Figure content listings:

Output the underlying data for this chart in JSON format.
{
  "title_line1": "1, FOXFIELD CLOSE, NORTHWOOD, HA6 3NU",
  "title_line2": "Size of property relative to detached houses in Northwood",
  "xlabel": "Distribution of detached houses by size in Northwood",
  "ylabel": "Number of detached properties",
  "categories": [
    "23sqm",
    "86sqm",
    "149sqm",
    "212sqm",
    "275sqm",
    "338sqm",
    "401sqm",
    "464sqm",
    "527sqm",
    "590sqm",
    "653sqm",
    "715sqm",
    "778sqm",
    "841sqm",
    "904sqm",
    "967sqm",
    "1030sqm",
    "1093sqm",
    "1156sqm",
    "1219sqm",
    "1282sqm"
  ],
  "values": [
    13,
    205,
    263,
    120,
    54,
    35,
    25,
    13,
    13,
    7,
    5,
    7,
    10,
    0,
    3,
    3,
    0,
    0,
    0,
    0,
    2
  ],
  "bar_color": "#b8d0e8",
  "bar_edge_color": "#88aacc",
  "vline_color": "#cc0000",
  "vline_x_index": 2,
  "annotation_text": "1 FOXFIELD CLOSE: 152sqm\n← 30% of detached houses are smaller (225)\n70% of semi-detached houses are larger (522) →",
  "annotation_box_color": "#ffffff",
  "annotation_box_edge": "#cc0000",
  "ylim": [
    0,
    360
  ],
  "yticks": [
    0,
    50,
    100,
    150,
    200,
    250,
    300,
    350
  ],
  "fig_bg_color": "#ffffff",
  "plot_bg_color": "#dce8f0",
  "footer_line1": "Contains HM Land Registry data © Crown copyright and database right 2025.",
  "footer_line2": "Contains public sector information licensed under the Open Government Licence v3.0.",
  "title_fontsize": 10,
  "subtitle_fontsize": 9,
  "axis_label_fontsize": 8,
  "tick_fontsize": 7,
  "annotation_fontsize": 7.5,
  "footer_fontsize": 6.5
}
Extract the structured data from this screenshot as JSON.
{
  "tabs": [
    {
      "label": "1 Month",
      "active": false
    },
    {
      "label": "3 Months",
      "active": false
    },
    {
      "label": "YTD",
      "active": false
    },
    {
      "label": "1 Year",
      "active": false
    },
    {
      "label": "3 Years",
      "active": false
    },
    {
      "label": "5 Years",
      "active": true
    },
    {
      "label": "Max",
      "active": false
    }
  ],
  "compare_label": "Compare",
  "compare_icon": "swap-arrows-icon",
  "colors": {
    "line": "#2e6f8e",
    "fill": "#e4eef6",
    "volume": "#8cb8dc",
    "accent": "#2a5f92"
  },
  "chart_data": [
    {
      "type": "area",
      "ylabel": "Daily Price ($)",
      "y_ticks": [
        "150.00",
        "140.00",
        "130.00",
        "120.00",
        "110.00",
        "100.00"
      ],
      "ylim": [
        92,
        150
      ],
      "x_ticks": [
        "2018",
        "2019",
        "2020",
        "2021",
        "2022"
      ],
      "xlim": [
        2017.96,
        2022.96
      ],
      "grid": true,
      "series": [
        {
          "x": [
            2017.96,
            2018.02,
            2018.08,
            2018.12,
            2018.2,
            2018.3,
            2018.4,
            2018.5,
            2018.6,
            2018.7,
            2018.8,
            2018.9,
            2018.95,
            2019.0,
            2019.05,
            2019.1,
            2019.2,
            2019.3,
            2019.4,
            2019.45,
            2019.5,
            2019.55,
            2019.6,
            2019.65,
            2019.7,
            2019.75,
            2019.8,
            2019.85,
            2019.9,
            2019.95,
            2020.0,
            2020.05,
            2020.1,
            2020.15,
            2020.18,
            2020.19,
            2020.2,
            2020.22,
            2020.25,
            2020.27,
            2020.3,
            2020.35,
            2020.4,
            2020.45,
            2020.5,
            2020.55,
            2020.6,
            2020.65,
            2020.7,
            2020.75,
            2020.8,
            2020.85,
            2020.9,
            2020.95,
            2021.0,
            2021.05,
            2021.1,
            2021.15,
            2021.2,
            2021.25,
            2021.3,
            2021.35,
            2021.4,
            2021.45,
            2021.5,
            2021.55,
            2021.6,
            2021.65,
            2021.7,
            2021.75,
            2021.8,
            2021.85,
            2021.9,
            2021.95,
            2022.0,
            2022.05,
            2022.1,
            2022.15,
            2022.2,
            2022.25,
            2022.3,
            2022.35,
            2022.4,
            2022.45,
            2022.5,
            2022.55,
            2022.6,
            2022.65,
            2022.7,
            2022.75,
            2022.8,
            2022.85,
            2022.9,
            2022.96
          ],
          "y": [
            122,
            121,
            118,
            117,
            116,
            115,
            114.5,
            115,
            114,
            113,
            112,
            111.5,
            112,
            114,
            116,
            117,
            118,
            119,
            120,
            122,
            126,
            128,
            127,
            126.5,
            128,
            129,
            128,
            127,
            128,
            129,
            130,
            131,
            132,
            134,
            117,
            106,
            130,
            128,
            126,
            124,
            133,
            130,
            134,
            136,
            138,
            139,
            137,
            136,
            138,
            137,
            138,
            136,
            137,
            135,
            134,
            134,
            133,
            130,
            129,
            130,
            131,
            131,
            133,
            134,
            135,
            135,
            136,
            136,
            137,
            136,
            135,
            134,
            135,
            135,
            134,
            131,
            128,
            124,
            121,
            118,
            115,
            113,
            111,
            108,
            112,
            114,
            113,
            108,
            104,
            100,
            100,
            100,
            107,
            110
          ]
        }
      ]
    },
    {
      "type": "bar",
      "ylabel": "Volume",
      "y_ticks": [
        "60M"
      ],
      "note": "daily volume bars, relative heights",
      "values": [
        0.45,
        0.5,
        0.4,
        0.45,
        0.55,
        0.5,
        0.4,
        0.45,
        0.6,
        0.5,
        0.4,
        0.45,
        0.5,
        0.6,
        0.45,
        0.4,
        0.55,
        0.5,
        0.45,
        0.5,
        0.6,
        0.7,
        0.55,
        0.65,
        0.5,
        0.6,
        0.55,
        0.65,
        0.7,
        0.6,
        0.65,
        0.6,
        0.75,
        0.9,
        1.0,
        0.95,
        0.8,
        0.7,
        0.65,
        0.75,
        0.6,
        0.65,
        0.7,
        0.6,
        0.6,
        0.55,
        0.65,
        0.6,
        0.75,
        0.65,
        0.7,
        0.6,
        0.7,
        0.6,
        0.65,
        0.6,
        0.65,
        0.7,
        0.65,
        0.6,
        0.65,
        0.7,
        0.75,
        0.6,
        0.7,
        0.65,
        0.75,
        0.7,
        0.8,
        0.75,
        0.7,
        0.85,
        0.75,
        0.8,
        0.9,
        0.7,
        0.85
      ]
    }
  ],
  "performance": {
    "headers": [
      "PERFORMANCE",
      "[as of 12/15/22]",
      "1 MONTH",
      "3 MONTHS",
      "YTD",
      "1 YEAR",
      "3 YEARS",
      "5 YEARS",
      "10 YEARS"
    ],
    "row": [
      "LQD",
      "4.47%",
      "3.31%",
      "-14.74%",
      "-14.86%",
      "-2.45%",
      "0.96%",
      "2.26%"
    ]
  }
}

— Stated task —
Filter the records, keeping only lines that contain "relative", and show those lines.

— Result of this exercise —
  "title_line2": "Size of property relative to detached houses in Northwood",
      "note": "daily volume bars, relative heights",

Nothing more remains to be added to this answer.